**Direction**.
Calculate how many lines in the following records hold the word "this", and report that number without comment.

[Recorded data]
====

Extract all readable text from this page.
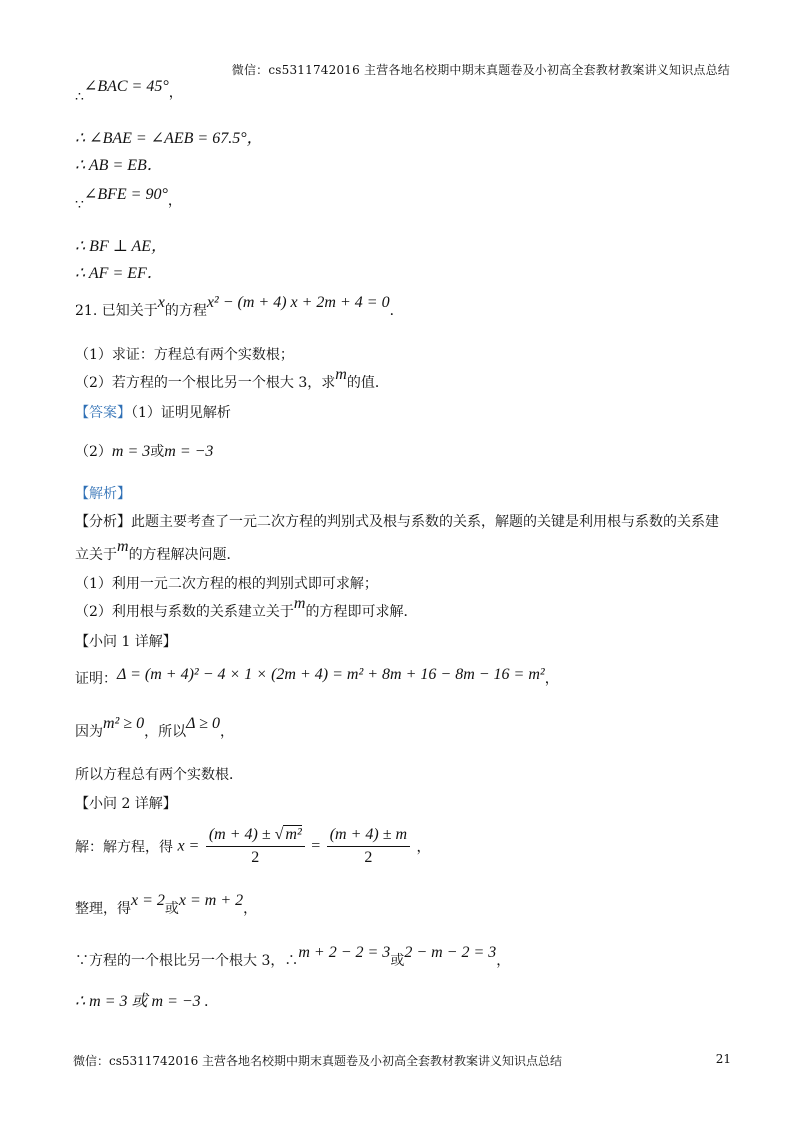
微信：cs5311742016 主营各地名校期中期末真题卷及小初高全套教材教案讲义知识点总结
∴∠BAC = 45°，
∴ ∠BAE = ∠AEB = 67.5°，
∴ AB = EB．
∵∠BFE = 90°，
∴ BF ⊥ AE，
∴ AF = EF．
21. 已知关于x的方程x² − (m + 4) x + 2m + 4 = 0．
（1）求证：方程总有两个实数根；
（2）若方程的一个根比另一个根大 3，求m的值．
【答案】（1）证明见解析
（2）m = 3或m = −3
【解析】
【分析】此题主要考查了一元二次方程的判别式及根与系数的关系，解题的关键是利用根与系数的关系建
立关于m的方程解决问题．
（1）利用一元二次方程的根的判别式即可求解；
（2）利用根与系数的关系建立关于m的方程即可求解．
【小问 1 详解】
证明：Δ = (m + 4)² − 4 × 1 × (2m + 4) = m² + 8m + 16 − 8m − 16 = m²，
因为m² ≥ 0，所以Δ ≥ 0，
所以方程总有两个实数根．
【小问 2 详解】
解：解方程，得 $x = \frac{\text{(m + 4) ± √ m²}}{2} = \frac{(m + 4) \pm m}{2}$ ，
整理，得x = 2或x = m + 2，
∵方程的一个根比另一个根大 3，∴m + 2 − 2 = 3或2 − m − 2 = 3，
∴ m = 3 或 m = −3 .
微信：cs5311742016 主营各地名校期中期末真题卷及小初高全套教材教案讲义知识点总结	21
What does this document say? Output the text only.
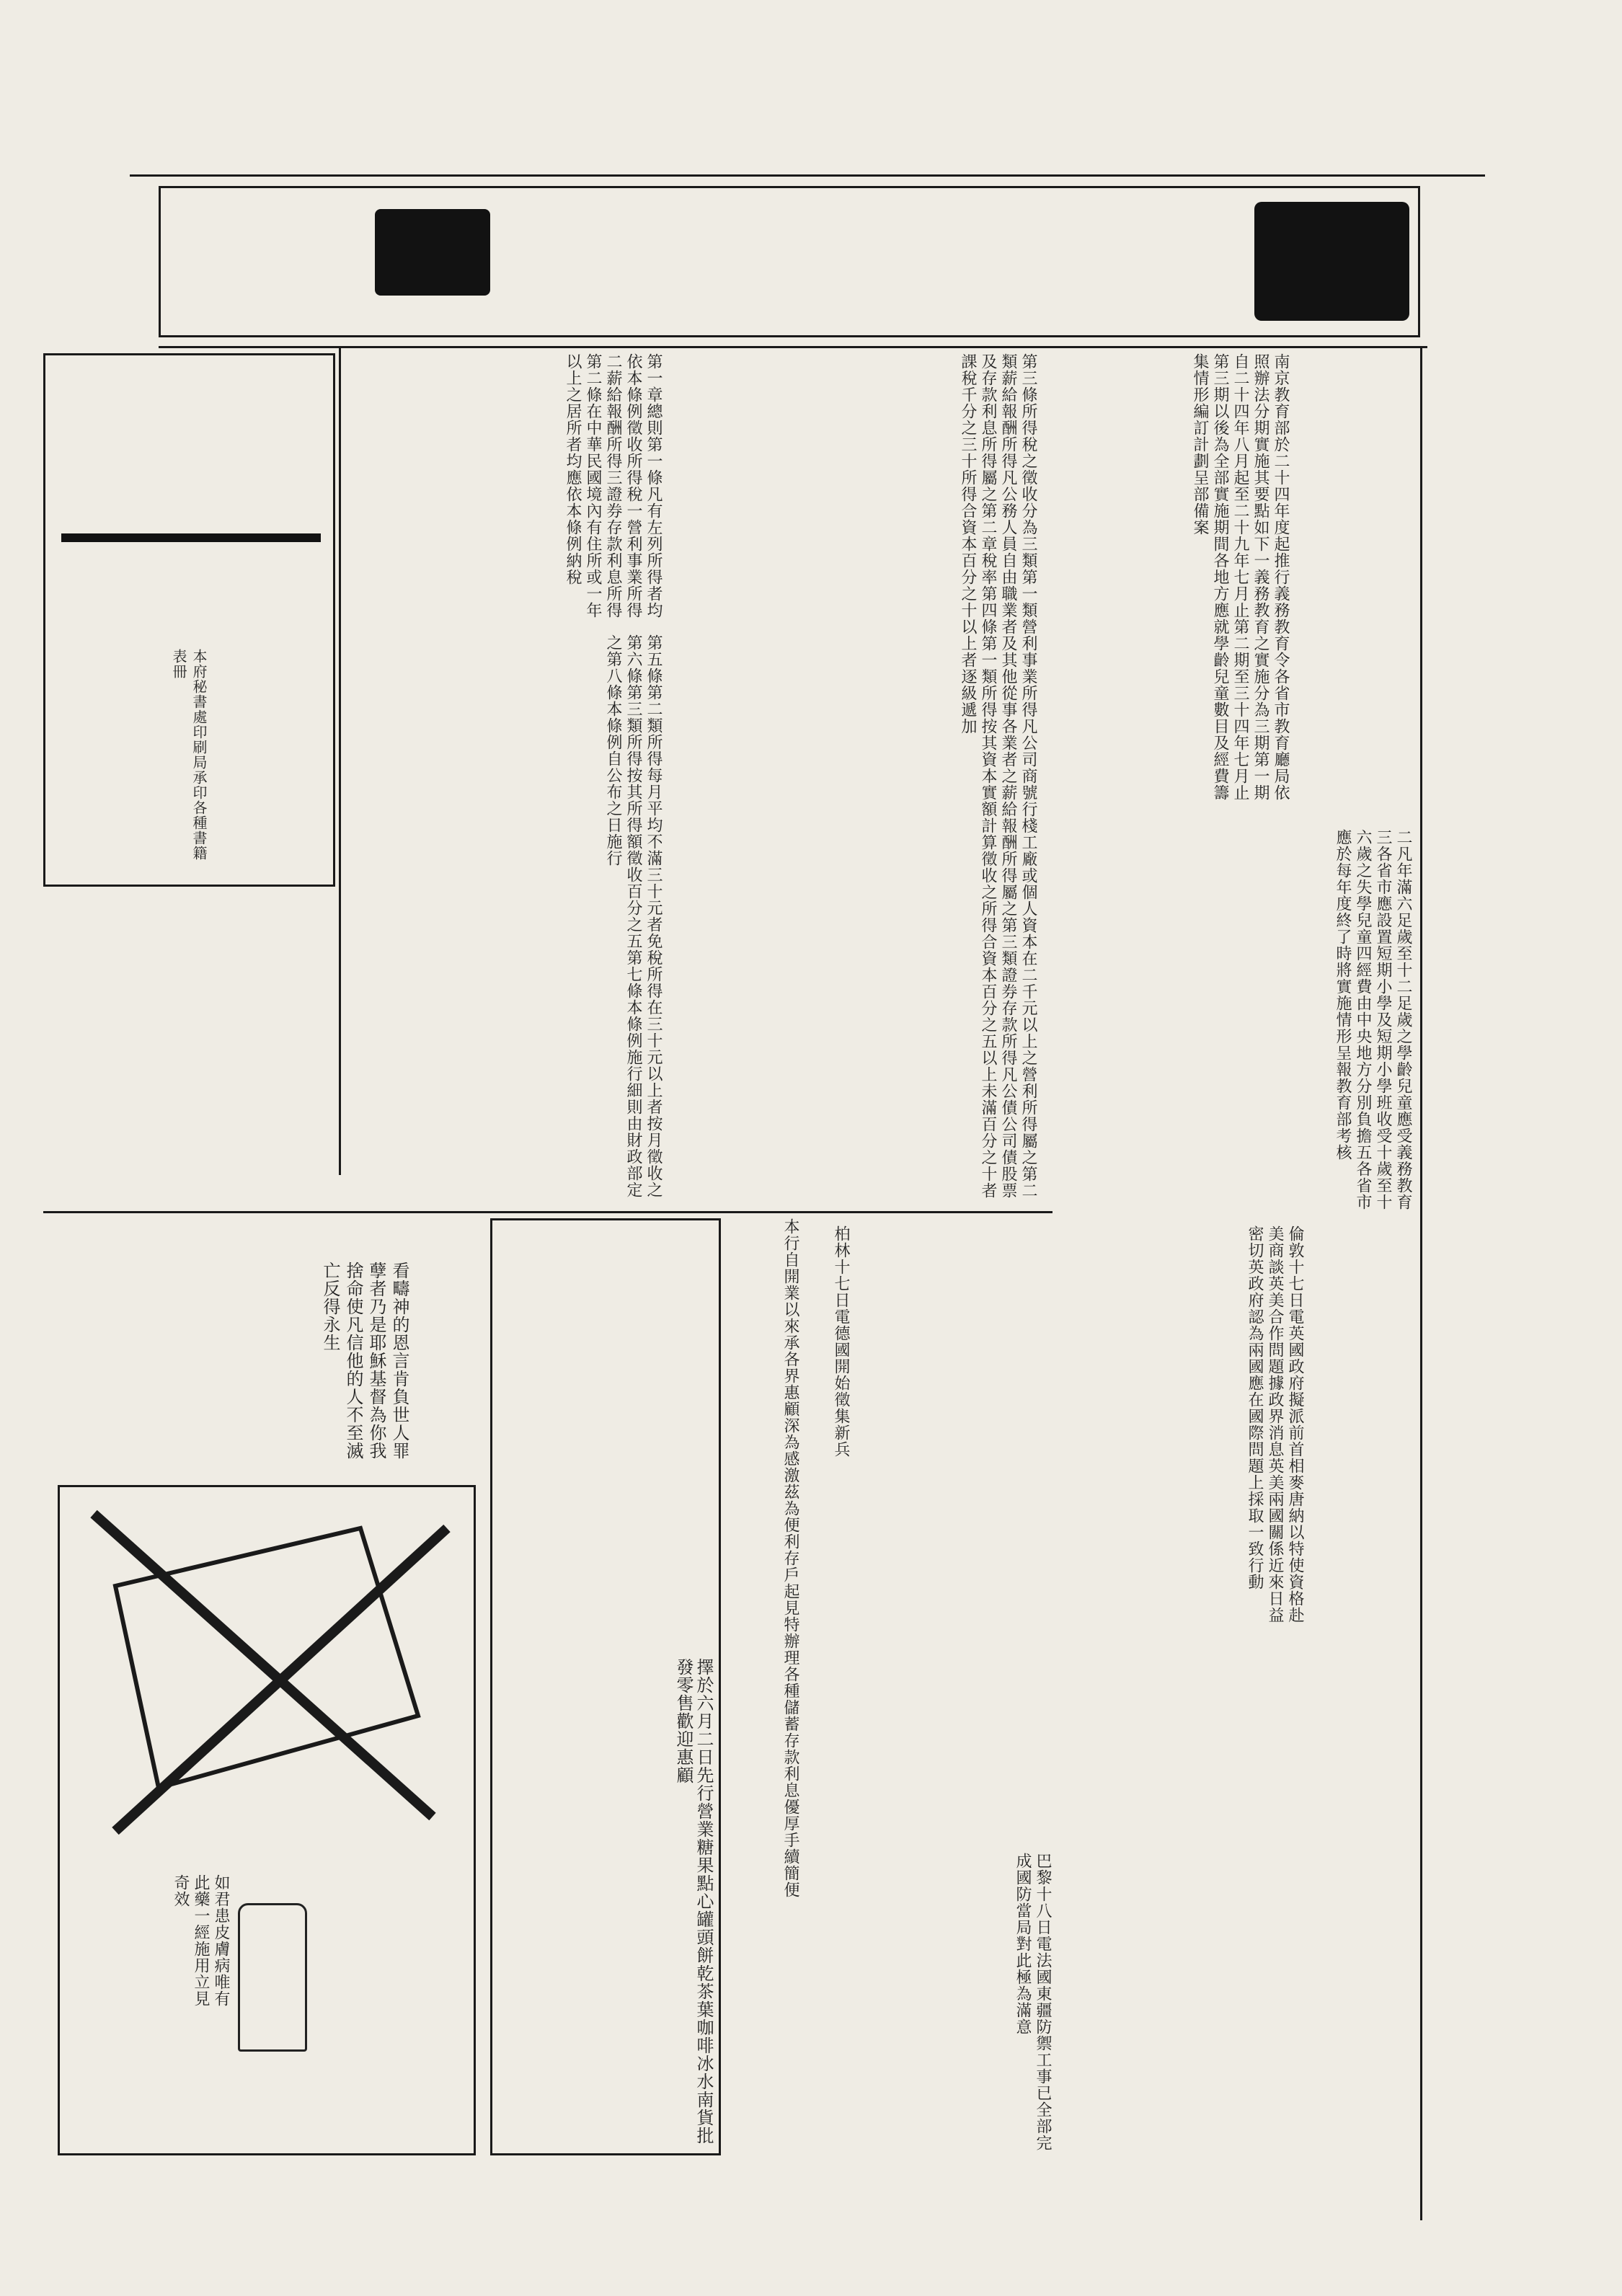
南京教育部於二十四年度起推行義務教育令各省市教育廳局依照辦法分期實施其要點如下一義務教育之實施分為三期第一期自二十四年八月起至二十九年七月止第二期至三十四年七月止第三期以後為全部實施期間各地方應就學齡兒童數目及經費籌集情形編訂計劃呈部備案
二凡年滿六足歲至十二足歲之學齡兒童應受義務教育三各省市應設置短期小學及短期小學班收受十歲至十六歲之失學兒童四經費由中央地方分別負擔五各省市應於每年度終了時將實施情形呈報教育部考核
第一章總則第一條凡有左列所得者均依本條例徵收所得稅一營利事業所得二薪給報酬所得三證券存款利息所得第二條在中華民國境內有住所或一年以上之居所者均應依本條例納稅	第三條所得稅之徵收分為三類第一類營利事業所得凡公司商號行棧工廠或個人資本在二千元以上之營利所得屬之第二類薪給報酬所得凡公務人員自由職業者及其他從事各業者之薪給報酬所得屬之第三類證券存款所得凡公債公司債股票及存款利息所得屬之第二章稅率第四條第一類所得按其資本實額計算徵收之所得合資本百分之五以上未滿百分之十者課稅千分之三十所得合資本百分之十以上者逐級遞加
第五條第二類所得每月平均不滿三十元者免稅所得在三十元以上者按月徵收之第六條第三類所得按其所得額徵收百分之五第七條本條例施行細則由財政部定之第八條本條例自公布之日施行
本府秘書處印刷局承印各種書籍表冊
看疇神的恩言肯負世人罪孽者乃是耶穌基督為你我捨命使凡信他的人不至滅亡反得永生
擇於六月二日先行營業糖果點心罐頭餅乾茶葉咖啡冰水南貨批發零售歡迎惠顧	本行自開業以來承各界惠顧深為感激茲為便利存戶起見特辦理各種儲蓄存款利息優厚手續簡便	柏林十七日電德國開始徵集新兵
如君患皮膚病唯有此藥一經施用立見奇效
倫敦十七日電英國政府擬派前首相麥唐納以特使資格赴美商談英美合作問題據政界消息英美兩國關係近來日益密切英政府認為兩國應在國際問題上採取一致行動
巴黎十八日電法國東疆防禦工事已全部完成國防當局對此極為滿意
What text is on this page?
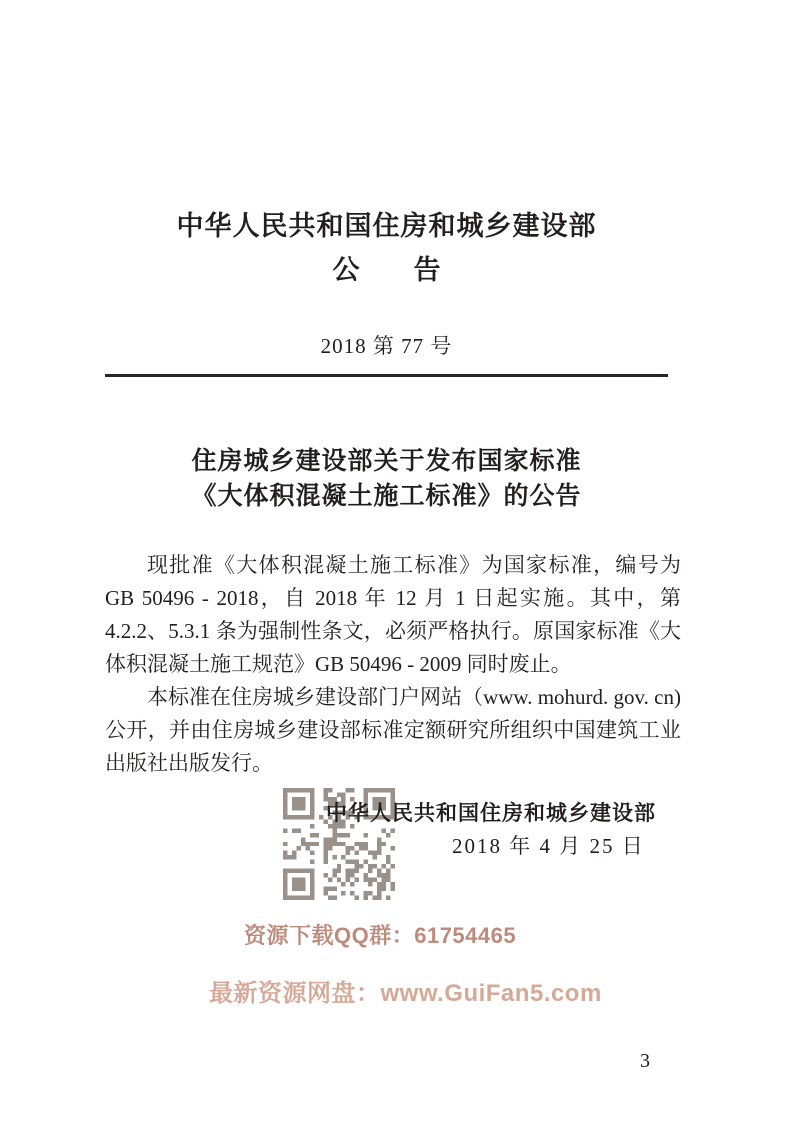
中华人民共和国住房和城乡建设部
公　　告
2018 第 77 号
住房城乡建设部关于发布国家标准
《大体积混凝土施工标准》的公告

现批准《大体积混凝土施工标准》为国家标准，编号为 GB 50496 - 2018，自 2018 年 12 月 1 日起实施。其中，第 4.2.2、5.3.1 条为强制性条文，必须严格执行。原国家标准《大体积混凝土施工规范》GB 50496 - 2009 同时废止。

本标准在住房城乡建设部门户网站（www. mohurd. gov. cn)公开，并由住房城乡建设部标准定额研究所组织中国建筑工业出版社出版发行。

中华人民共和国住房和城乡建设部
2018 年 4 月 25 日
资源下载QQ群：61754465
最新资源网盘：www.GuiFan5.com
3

====

**Expected answer**.
3